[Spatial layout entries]
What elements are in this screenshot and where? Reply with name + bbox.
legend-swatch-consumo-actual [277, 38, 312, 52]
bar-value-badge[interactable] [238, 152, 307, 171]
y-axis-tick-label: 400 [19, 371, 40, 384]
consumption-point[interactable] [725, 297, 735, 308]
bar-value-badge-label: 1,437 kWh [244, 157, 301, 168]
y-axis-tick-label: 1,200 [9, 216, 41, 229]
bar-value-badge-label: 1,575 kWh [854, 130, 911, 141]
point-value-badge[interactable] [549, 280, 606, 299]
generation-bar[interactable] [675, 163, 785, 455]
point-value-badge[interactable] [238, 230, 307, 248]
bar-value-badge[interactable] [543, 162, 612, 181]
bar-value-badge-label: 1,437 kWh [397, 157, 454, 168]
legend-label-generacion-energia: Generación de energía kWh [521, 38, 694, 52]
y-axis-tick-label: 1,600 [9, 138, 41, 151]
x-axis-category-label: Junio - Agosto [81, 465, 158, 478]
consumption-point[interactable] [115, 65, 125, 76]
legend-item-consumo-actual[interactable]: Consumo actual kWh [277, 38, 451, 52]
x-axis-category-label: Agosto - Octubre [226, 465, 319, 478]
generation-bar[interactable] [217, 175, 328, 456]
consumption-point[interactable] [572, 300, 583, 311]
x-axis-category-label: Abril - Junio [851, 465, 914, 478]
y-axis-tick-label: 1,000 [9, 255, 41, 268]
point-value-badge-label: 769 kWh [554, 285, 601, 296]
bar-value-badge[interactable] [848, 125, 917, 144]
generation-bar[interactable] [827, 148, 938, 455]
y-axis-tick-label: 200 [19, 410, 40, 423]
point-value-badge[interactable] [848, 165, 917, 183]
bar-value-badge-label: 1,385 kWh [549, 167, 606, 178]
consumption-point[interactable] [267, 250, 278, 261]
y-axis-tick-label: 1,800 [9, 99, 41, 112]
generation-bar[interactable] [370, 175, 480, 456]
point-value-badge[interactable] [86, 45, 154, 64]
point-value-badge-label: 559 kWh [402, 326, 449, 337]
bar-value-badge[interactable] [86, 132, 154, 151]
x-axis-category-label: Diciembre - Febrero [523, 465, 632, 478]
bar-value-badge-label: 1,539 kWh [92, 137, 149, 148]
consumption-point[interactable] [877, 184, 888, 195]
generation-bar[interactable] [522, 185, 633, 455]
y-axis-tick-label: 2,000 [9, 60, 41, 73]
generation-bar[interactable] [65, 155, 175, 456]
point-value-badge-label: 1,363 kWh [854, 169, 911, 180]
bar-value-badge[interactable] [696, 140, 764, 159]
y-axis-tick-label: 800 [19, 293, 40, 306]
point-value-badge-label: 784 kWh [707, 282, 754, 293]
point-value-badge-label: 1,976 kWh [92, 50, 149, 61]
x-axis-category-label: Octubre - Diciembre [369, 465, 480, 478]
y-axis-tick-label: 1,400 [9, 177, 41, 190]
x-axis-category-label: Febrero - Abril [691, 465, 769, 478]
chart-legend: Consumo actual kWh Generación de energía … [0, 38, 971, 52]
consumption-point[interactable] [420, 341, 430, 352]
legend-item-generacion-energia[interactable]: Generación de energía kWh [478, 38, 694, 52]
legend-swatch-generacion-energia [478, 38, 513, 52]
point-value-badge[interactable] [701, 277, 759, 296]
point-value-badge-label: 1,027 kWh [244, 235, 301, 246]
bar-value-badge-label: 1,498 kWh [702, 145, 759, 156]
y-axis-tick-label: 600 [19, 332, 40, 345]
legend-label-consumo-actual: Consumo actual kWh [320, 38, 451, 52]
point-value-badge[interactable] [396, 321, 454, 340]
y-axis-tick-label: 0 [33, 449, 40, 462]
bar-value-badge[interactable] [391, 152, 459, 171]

■ **Work required**
Rewrite the lines from the start of the records through the line containing "y-axis-tick-label: 400 [19, 371, 40, 384]" as a JSON list of strings, one string per line, leaving out blank lines.

■ **Result of the exercise**
[
  "What elements are in this screenshot and where? Reply with name + bbox.",
  "legend-swatch-consumo-actual [277, 38, 312, 52]",
  "bar-value-badge[interactable] [238, 152, 307, 171]",
  "y-axis-tick-label: 400 [19, 371, 40, 384]"
]